◆ Document text ◆
──────────────────────────────

The primary measure of any muscle car is muscle, and you can’t say the new electric Charger is lacking in that arena. The two-motor Charger Daytona Scat Pack delivers up to 670 horsepower and 627 lb-ft of torque. “Up to”? Where’s that asterisk? Here it is: Nominal output is 630 hp, with a Power Shot button on the steering wheel that gives a 40-hp boost for 10–15 seconds. Even the lower 630-hp figure is a number that back in the 1960s was, if not exactly unobtainable, certainly not possible in any street vehicle that would idle for more than five minutes without blowing a radiator hose and fouling its plugs. No worries about that in the Charger Daytona, which has no spark plugs and does not idle (though it pretends to, as we’ll discuss in a minute).

──────────────────────────────

◆ Data provided ◆
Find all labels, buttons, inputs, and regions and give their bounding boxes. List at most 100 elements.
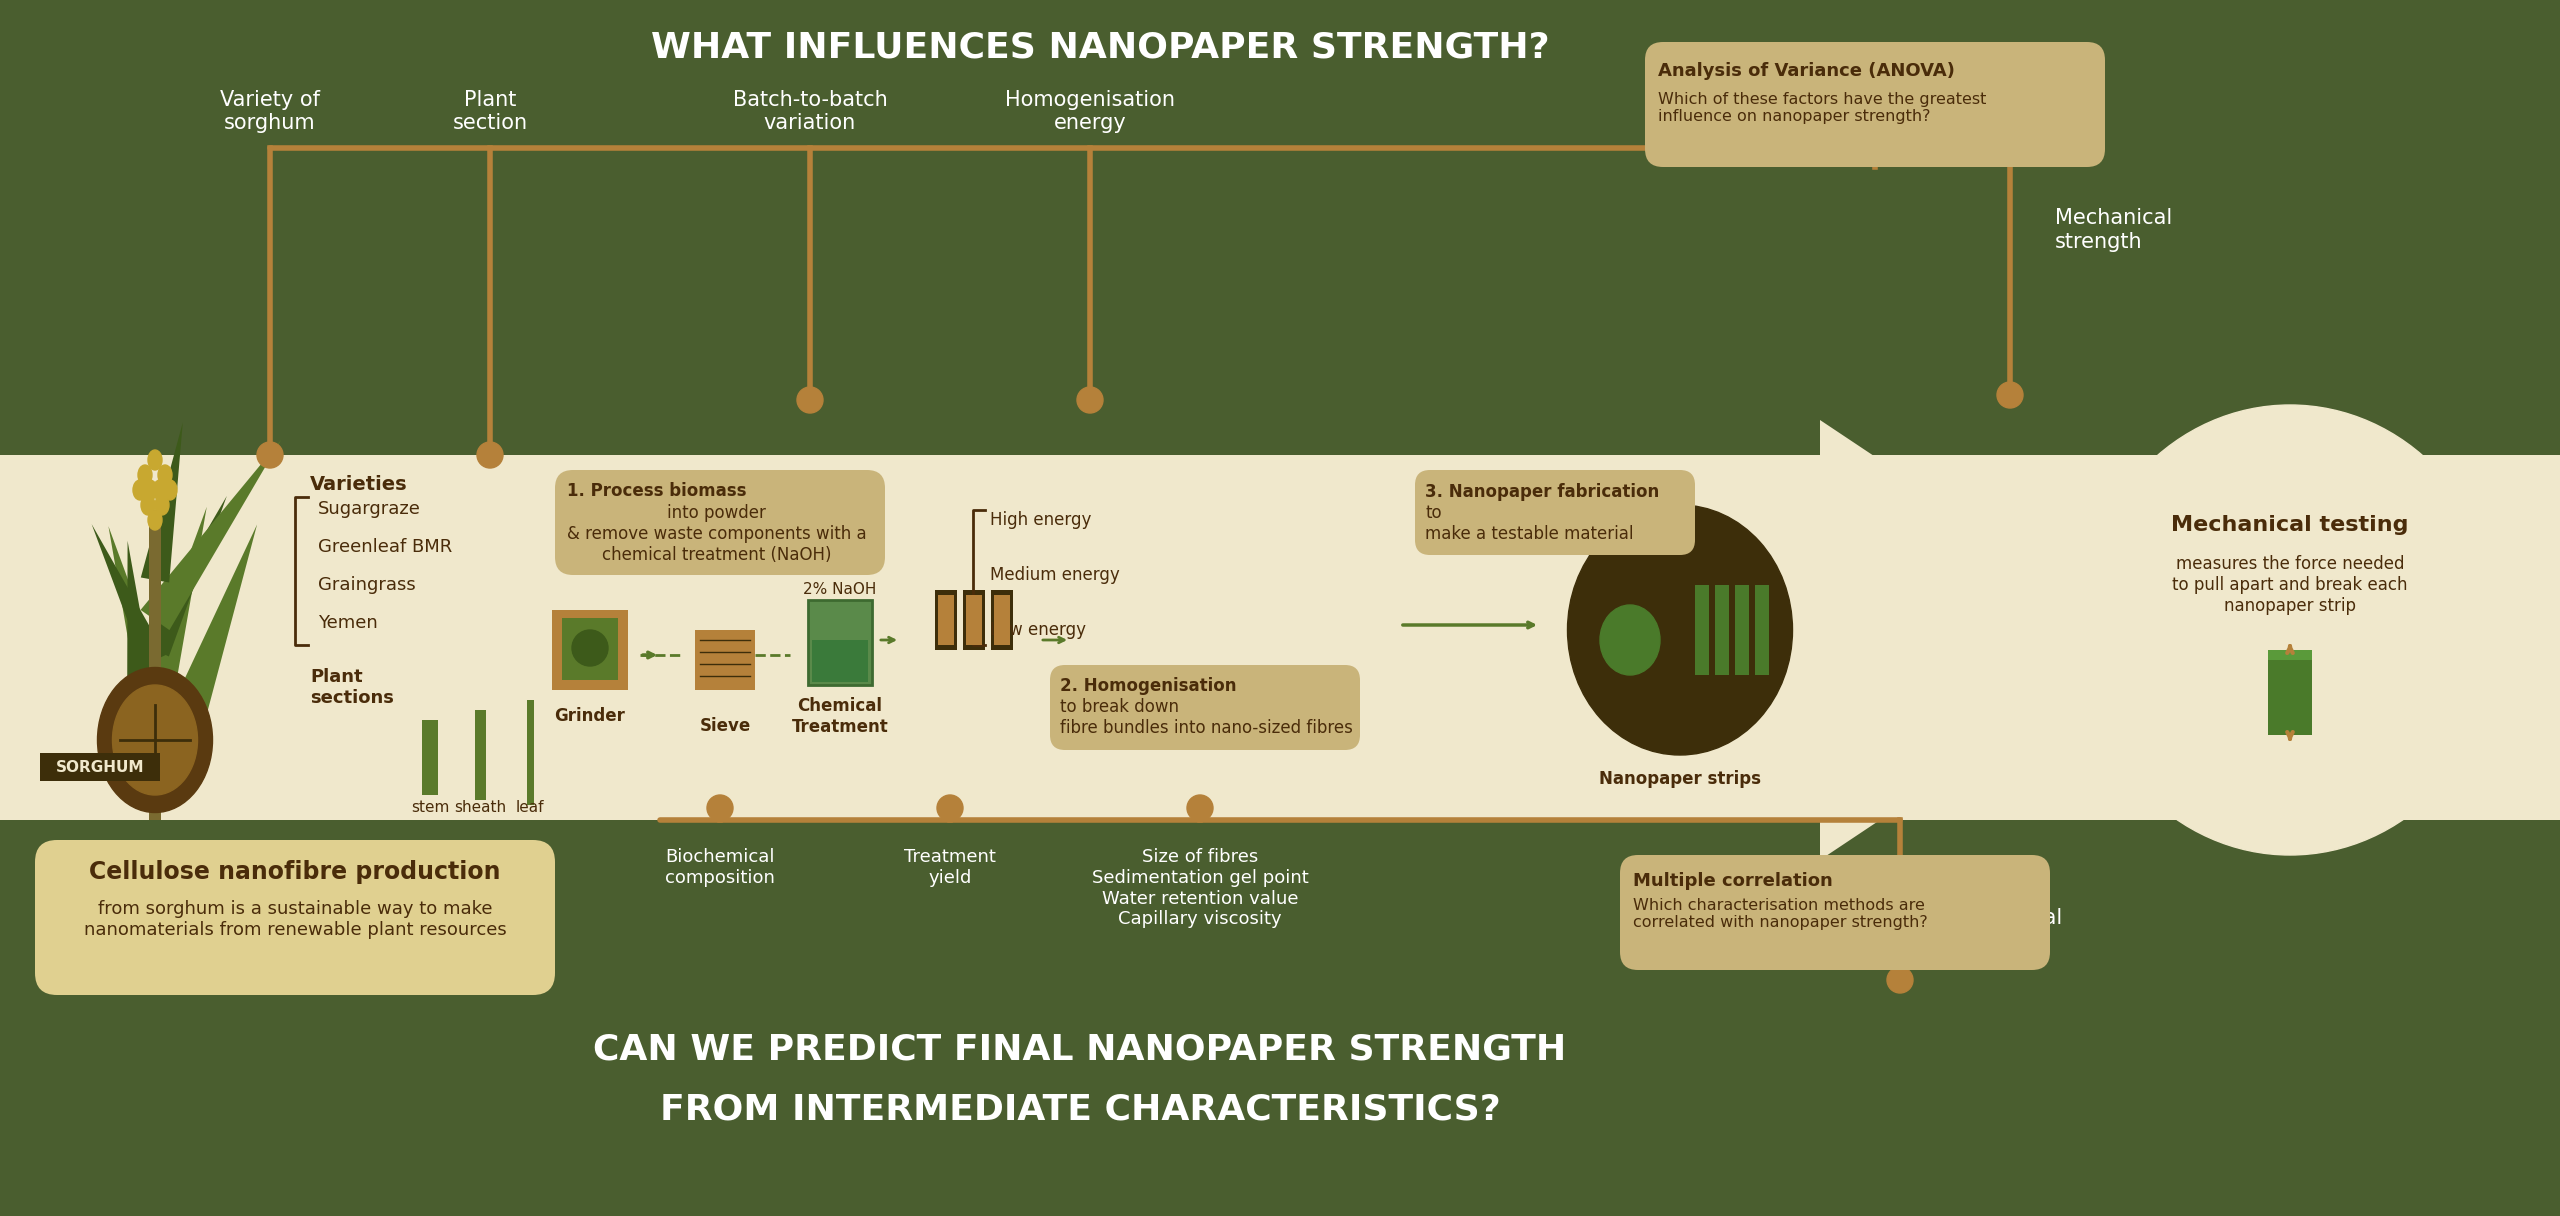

──────────────────────────────

Carry on the passage about the electric Dodge Charger Daytona from the point where it stops. The material is not needed for this.

◆ Response to this exercise ◆
Hemi fanatics sure as hell can’t argue against the new electric Charger on acceleration. Back in the muscle car’s heyday, a 14-second quarter mile was considered quick for a showroom-stock vehicle, and a few ill-tempered examples could break into the high 12s. In our modern testing, the 2024 Charger Daytona ran the quarter mile in 11.5 seconds with a 120.5-mph trap speed. To get that kind of time out of a 1968 Dodge Hemi Charger, you’d have to hack off most of the bodywork and add another pair of carburetors, preferably with a second 426 Hemi V-8 still attached to them. And since we tend to talk in 0–60 rather than quarter miles nowadays, how’s 3.2 seconds grab you? That’s what the Charger accomplished in our testing, with no wheelspin and a surprisingly docile, drama-free launch. It takes a master driver to launch a 426 Hemi-powered Charger without melting the tires, but anyone can do it in the new electric Charger.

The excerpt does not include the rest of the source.